### [WRITTEN TASK]
Reproduce each of the following entries line for line, with no changes to wording, numbers or order.

### [LISTED RECORDS]
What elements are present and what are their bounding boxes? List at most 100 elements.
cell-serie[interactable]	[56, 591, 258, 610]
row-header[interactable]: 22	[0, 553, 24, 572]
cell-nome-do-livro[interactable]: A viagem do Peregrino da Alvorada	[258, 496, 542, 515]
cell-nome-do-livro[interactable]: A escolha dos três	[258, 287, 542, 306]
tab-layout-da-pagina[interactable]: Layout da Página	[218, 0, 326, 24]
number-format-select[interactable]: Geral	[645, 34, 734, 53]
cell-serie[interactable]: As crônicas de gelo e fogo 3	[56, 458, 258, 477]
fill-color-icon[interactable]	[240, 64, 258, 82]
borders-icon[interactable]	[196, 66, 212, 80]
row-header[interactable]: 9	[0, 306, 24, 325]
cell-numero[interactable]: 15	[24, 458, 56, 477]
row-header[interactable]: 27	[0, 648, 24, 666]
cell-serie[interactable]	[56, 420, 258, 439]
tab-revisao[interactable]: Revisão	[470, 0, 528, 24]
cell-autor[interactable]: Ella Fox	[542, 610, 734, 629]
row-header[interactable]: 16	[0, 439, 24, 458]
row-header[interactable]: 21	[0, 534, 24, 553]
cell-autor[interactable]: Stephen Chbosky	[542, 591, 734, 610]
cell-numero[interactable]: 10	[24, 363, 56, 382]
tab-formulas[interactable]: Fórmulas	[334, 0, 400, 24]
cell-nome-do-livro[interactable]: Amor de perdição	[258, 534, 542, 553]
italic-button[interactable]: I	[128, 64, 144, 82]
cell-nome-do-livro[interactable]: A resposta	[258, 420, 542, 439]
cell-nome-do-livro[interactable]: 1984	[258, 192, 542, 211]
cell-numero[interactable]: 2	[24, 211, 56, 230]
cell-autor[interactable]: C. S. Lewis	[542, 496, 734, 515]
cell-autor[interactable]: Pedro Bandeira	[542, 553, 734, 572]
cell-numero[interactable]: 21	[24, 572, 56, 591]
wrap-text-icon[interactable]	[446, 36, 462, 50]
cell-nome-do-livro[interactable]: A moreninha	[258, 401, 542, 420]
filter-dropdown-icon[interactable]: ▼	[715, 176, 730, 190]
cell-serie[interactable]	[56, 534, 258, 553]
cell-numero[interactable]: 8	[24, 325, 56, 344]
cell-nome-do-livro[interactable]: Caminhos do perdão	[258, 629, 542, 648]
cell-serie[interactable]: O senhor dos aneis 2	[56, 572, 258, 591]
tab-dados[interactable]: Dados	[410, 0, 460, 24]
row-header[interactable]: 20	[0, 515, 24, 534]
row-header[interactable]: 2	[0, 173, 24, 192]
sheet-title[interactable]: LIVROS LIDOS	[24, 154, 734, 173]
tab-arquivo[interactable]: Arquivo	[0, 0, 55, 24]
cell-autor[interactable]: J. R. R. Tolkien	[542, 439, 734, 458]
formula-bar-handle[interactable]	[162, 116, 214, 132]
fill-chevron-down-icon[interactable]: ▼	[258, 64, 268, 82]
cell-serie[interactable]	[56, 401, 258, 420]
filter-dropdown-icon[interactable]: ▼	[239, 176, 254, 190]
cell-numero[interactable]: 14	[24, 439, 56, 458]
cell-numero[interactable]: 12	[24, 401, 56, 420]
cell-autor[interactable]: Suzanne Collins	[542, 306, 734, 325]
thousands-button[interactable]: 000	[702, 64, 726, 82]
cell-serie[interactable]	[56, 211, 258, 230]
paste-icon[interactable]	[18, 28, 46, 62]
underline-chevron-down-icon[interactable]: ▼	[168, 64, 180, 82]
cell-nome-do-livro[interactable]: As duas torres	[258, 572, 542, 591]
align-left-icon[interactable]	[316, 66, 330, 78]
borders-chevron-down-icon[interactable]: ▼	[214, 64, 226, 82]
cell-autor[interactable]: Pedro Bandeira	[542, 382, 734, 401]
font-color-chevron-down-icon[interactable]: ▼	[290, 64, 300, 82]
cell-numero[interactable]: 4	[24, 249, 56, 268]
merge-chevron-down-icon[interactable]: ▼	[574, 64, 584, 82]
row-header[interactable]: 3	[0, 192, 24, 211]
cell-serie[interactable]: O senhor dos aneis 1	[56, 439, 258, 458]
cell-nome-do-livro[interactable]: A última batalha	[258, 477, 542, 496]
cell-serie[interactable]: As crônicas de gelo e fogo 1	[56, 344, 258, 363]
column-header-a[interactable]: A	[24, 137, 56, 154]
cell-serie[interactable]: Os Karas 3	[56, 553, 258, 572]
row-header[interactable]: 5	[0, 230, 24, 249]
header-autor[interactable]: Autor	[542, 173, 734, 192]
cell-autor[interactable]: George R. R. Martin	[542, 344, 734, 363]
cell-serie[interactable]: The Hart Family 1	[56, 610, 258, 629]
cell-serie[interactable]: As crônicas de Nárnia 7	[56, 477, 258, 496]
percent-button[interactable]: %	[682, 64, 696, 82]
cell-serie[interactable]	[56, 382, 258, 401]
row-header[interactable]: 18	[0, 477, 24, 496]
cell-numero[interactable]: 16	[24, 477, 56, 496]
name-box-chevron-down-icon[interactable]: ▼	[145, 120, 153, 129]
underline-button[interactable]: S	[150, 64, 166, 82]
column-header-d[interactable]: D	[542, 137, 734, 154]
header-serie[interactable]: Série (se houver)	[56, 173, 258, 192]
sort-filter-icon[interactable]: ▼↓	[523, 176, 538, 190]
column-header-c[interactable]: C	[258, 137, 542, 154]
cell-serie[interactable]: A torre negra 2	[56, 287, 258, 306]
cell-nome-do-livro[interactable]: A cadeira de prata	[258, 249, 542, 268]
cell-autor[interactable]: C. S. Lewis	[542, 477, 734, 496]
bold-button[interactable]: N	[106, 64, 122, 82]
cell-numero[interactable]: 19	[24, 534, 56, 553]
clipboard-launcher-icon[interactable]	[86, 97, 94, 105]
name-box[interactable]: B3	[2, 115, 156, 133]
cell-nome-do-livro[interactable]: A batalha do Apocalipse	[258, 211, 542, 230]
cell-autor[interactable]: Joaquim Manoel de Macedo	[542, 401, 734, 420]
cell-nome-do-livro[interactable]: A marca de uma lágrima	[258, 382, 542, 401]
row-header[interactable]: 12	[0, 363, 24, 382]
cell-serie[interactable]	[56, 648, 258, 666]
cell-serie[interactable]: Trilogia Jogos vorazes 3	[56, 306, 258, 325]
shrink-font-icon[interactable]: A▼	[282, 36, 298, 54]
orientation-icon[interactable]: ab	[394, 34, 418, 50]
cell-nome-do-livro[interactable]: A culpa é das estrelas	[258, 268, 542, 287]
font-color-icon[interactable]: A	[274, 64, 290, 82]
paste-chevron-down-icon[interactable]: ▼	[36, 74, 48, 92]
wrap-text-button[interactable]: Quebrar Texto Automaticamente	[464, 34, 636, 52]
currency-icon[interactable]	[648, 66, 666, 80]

### [SOLUTION TO THE PROBLEM]
What elements are present and what are their bounding boxes? List at most 100 elements.
cell-serie[interactable]	[56, 591, 258, 610]
row-header[interactable]: 22	[0, 553, 24, 572]
cell-nome-do-livro[interactable]: A viagem do Peregrino da Alvorada	[258, 496, 542, 515]
cell-nome-do-livro[interactable]: A escolha dos três	[258, 287, 542, 306]
tab-layout-da-pagina[interactable]: Layout da Página	[218, 0, 326, 24]
number-format-select[interactable]: Geral	[645, 34, 734, 53]
cell-serie[interactable]: As crônicas de gelo e fogo 3	[56, 458, 258, 477]
fill-color-icon[interactable]	[240, 64, 258, 82]
borders-icon[interactable]	[196, 66, 212, 80]
row-header[interactable]: 9	[0, 306, 24, 325]
cell-numero[interactable]: 15	[24, 458, 56, 477]
row-header[interactable]: 27	[0, 648, 24, 666]
cell-serie[interactable]	[56, 420, 258, 439]
tab-revisao[interactable]: Revisão	[470, 0, 528, 24]
cell-autor[interactable]: Ella Fox	[542, 610, 734, 629]
row-header[interactable]: 16	[0, 439, 24, 458]
row-header[interactable]: 21	[0, 534, 24, 553]
cell-autor[interactable]: Stephen Chbosky	[542, 591, 734, 610]
cell-numero[interactable]: 10	[24, 363, 56, 382]
tab-formulas[interactable]: Fórmulas	[334, 0, 400, 24]
cell-nome-do-livro[interactable]: Amor de perdição	[258, 534, 542, 553]
italic-button[interactable]: I	[128, 64, 144, 82]
cell-nome-do-livro[interactable]: A resposta	[258, 420, 542, 439]
cell-nome-do-livro[interactable]: 1984	[258, 192, 542, 211]
cell-numero[interactable]: 2	[24, 211, 56, 230]
cell-autor[interactable]: C. S. Lewis	[542, 496, 734, 515]
cell-autor[interactable]: Pedro Bandeira	[542, 553, 734, 572]
cell-numero[interactable]: 21	[24, 572, 56, 591]
wrap-text-icon[interactable]	[446, 36, 462, 50]
cell-nome-do-livro[interactable]: A moreninha	[258, 401, 542, 420]
filter-dropdown-icon[interactable]: ▼	[715, 176, 730, 190]
cell-serie[interactable]	[56, 534, 258, 553]
cell-numero[interactable]: 8	[24, 325, 56, 344]
cell-nome-do-livro[interactable]: Caminhos do perdão	[258, 629, 542, 648]
cell-serie[interactable]: O senhor dos aneis 2	[56, 572, 258, 591]
tab-dados[interactable]: Dados	[410, 0, 460, 24]
row-header[interactable]: 20	[0, 515, 24, 534]
row-header[interactable]: 2	[0, 173, 24, 192]
sheet-title[interactable]: LIVROS LIDOS	[24, 154, 734, 173]
tab-arquivo[interactable]: Arquivo	[0, 0, 55, 24]
cell-autor[interactable]: J. R. R. Tolkien	[542, 439, 734, 458]
formula-bar-handle[interactable]	[162, 116, 214, 132]
fill-chevron-down-icon[interactable]: ▼	[258, 64, 268, 82]
cell-serie[interactable]	[56, 401, 258, 420]
filter-dropdown-icon[interactable]: ▼	[239, 176, 254, 190]
cell-numero[interactable]: 14	[24, 439, 56, 458]
cell-numero[interactable]: 12	[24, 401, 56, 420]
cell-autor[interactable]: Suzanne Collins	[542, 306, 734, 325]
thousands-button[interactable]: 000	[702, 64, 726, 82]
cell-serie[interactable]	[56, 211, 258, 230]
paste-icon[interactable]	[18, 28, 46, 62]
underline-chevron-down-icon[interactable]: ▼	[168, 64, 180, 82]
cell-nome-do-livro[interactable]: As duas torres	[258, 572, 542, 591]
align-left-icon[interactable]	[316, 66, 330, 78]
borders-chevron-down-icon[interactable]: ▼	[214, 64, 226, 82]
cell-autor[interactable]: Pedro Bandeira	[542, 382, 734, 401]
font-color-chevron-down-icon[interactable]: ▼	[290, 64, 300, 82]
cell-numero[interactable]: 4	[24, 249, 56, 268]
merge-chevron-down-icon[interactable]: ▼	[574, 64, 584, 82]
row-header[interactable]: 3	[0, 192, 24, 211]
cell-serie[interactable]: O senhor dos aneis 1	[56, 439, 258, 458]
cell-nome-do-livro[interactable]: A última batalha	[258, 477, 542, 496]
cell-serie[interactable]: As crônicas de gelo e fogo 1	[56, 344, 258, 363]
column-header-a[interactable]: A	[24, 137, 56, 154]
cell-serie[interactable]: Os Karas 3	[56, 553, 258, 572]
row-header[interactable]: 5	[0, 230, 24, 249]
header-autor[interactable]: Autor	[542, 173, 734, 192]
cell-autor[interactable]: George R. R. Martin	[542, 344, 734, 363]
cell-serie[interactable]: The Hart Family 1	[56, 610, 258, 629]
cell-serie[interactable]: As crônicas de Nárnia 7	[56, 477, 258, 496]
percent-button[interactable]: %	[682, 64, 696, 82]
cell-serie[interactable]	[56, 382, 258, 401]
row-header[interactable]: 18	[0, 477, 24, 496]
cell-numero[interactable]: 16	[24, 477, 56, 496]
name-box-chevron-down-icon[interactable]: ▼	[145, 120, 153, 129]
underline-button[interactable]: S	[150, 64, 166, 82]
column-header-d[interactable]: D	[542, 137, 734, 154]
header-serie[interactable]: Série (se houver)	[56, 173, 258, 192]
sort-filter-icon[interactable]: ▼↓	[523, 176, 538, 190]
column-header-c[interactable]: C	[258, 137, 542, 154]
cell-serie[interactable]: A torre negra 2	[56, 287, 258, 306]
cell-nome-do-livro[interactable]: A cadeira de prata	[258, 249, 542, 268]
cell-autor[interactable]: C. S. Lewis	[542, 477, 734, 496]
bold-button[interactable]: N	[106, 64, 122, 82]
cell-numero[interactable]: 19	[24, 534, 56, 553]
clipboard-launcher-icon[interactable]	[86, 97, 94, 105]
name-box[interactable]: B3	[2, 115, 156, 133]
cell-nome-do-livro[interactable]: A batalha do Apocalipse	[258, 211, 542, 230]
cell-autor[interactable]: Joaquim Manoel de Macedo	[542, 401, 734, 420]
cell-nome-do-livro[interactable]: A marca de uma lágrima	[258, 382, 542, 401]
row-header[interactable]: 12	[0, 363, 24, 382]
cell-serie[interactable]	[56, 648, 258, 666]
cell-serie[interactable]: Trilogia Jogos vorazes 3	[56, 306, 258, 325]
shrink-font-icon[interactable]: A▼	[282, 36, 298, 54]
orientation-icon[interactable]: ab	[394, 34, 418, 50]
cell-nome-do-livro[interactable]: A culpa é das estrelas	[258, 268, 542, 287]
font-color-icon[interactable]: A	[274, 64, 290, 82]
paste-chevron-down-icon[interactable]: ▼	[36, 74, 48, 92]
wrap-text-button[interactable]: Quebrar Texto Automaticamente	[464, 34, 636, 52]
currency-icon[interactable]	[648, 66, 666, 80]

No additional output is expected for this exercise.